• **Written task 1**:
Set down, word for word, the part of the piece on minimum cybersecurity for small businesses from "In an SME, change" up to and including "and are documented.".
• **Written task 2**:
Answer these questions on the piece about minimum cybersecurity for small businesses:
(a) Which systems are named as sources of logs that should be collected in one place?
(b) What three examples of significant changes are given?
(c) What two effects does the writer say well-structured regulation has?
• **Written task 3**:
Continue the piece on minimum cybersecurity for small businesses, starting right after its last sentence.
* Begin Quoted text *
If you ask me, the IT industry should have minimum cybersecurity requirements regardless of organization size and criticality. Requirements such as NIS2 would establish a baseline upon which every organization could build its own protection and preparedness for various cybersecurity incidents.

EU regulation has been criticized for weakening the competitiveness of member state companies. I see it the opposite way: well-structured regulation strengthens business continuity and increases organizational resilience in various disruption scenarios, thereby providing a competitive advantage.

Minimum Level

The minimum cybersecurity level for an SME does not necessarily mean a heavy governance model or extensive investments, but rather a few critical practices that must genuinely be in order. The minimum level includes up-to-date patches, multi-factor authentication, adequate logging and monitoring, managed access rights, functional backups, basic change management, and staff ability to recognize the most common scams and respond to various incident scenarios. The minimum objective does not need to be perfect protection, but rather a baseline that significantly reduces the most likely risks and ensures that the organization can continue operations even during disruptions.

Update management

Most exploited vulnerabilities have been patchable for months before attack waves. For an SME, a clear rhythm is sufficient: workstations and servers on an automatic update cycle, external services and network devices on regular review, and a separate handling process for critical vulnerabilities. What is essential is that there is an agreed functional process for updates and a clear responsible party to oversee it.

Logging and Monitoring

Logs do not help if no one monitors them. For an SME, the minimum level means that logs from key systems such as Microsoft 365, Entra ID, network devices, and endpoint protection are collected in one place and anomalies generate alerts that are responded to with appropriate methods.

Microsoft 365 Environment Hardening

Microsoft 365 is one of the most important systems for most organizations and a common target for attacks. Default settings are not sufficient to protect the environment, nor does the license level automatically elevate security. The minimum level includes multi-factor authentication for all users without unnecessary exceptions, conditional access policies to restrict unrecognized or high-risk sign-ins, blocking legacy authentication, etc.

Change Management

In an SME, change management does not mean a heavy ITIL model, but rather knowing what changes in the environment, who made the change, and on what basis. The minimum requirement is that significant changes, such as access rights, firewall rules, and integrations, go through an agreed channel and are documented.
* End Quoted text *
* Begin Listing *
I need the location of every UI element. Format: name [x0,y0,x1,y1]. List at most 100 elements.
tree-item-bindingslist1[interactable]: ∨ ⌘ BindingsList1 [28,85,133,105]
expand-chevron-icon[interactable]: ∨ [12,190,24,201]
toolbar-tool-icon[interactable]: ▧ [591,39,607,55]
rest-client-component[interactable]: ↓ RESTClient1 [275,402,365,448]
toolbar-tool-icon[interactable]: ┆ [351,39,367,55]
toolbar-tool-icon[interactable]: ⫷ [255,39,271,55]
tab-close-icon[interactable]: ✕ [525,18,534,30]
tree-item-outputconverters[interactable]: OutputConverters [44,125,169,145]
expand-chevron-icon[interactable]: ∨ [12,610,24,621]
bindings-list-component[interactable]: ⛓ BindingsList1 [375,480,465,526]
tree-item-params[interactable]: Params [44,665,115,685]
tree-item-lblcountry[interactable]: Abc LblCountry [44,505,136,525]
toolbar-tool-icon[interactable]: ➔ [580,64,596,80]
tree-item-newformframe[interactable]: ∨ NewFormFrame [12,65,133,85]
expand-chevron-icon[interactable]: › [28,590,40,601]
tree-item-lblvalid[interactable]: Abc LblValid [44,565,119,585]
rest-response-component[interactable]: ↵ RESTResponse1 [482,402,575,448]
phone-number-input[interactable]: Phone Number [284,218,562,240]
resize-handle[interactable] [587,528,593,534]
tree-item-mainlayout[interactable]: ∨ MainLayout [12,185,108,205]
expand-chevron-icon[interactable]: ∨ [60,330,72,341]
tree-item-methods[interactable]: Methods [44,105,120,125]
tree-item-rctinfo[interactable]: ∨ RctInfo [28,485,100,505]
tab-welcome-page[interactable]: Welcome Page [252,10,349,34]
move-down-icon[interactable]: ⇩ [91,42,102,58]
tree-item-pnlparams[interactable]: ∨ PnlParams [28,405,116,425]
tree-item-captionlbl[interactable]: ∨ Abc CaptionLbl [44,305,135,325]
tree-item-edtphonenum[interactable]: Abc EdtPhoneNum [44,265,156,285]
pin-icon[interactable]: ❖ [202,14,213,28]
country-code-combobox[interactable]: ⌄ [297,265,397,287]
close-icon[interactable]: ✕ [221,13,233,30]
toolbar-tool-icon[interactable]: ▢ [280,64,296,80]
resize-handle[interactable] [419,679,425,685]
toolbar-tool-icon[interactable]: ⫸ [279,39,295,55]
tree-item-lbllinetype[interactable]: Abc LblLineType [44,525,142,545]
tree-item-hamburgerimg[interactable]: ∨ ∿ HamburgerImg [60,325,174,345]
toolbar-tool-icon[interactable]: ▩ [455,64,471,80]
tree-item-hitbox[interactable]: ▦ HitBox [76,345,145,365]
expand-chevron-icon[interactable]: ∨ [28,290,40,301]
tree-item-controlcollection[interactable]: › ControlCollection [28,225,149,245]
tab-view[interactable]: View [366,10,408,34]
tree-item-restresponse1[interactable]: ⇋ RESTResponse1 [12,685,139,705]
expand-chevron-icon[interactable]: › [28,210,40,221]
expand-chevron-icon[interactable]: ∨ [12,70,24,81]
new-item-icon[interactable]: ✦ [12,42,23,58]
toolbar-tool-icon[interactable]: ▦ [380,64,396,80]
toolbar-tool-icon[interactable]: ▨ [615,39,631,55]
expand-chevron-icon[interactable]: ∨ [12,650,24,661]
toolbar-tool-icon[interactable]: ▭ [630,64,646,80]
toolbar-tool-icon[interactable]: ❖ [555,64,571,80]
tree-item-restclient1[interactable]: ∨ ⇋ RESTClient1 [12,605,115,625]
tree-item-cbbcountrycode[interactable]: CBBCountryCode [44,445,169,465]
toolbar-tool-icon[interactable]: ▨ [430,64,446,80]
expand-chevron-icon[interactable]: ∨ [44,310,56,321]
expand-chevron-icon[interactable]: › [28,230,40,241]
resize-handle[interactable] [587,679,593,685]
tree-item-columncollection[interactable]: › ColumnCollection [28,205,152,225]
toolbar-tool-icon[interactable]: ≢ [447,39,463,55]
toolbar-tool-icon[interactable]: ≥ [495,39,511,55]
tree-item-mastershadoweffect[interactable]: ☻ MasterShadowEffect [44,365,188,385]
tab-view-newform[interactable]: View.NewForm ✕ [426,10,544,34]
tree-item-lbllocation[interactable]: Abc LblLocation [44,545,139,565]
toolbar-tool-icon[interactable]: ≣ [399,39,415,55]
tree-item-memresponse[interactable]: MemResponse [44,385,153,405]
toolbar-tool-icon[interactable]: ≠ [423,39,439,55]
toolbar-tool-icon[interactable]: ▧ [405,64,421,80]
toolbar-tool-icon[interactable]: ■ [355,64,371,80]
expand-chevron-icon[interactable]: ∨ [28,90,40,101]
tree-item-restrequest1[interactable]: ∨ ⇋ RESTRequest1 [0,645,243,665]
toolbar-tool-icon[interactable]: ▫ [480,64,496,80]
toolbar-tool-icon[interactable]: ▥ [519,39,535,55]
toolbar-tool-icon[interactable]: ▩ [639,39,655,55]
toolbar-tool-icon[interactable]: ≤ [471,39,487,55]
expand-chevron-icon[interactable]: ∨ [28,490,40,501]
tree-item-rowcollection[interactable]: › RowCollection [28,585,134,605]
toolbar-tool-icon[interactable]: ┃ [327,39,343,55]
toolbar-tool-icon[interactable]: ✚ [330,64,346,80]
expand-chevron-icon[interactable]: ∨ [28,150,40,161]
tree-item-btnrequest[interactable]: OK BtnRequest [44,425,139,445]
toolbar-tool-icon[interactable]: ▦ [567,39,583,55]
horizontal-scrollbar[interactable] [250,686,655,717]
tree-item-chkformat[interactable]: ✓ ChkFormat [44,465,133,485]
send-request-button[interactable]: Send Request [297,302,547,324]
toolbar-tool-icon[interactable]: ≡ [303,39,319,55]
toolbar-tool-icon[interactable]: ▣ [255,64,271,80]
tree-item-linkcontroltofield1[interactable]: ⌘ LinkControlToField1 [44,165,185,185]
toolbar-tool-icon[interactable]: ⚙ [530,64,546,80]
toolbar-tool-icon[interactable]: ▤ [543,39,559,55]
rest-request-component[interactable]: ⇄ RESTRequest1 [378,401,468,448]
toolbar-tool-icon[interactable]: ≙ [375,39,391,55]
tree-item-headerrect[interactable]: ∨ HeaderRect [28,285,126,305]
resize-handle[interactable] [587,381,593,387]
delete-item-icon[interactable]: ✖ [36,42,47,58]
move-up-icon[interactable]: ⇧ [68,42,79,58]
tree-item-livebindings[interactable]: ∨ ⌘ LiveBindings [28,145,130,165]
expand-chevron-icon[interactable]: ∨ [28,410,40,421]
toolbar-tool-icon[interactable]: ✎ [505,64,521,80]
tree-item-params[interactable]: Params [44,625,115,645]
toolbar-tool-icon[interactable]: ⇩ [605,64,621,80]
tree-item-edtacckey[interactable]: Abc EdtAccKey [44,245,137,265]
* End Listing *
• **Result 1**:
In an SME, change management does not mean a heavy ITIL model, but rather knowing what changes in the environment, who made the change, and on what basis. The minimum requirement is that significant changes, such as access rights, firewall rules, and integrations, go through an agreed channel and are documented.

• **Result 2**:
(a) Microsoft 365, Entra ID, network devices, and endpoint protection.
(b) Access rights, firewall rules, and integrations.
(c) It strengthens business continuity and increases organizational resilience in various disruption scenarios.

• **Result 3**:
Partner and Vendor Assessment

Attacks through partners and vendors have become more common. When access to one environment is successful, the attacker often attempts to progress through it to other targets. Therefore, an organization should maintain an up-to-date list of partners who have access to its systems or data, and ensure that contracts define at least the key cybersecurity requirements and the obligation to report incidents without delay.

Understanding your own IT environment and data

You cannot protect what you do not know you own. Up-to-date visibility into systems in use, applications, user accounts, and data location and criticality is a fundamental prerequisite for cybersecurity. Particular attention should be paid to where business-critical information is located, who has access to it, and how it is protected regardless of environment.

Training Your Own Organization

Technical controls alone are not sufficient if staff do not recognize risks in their daily work. The minimum level includes regular and practical cybersecurity training, where staff learn to better recognize phishing messages, other scam attempts, and incident scenarios, and know how to report them quickly.

Summary

A strong cybersecurity posture does not mean expensive investments or heavy processes. A solid foundation is built on managed access rights, up-to-date patches, functional monitoring, and staff ability to recognize risks in their daily work. In the age of AI, threats are evolving faster than before, but the foundation of cybersecurity remains the same: know your environment, protect the most critical points, and ensure that the fundamentals are genuinely in order.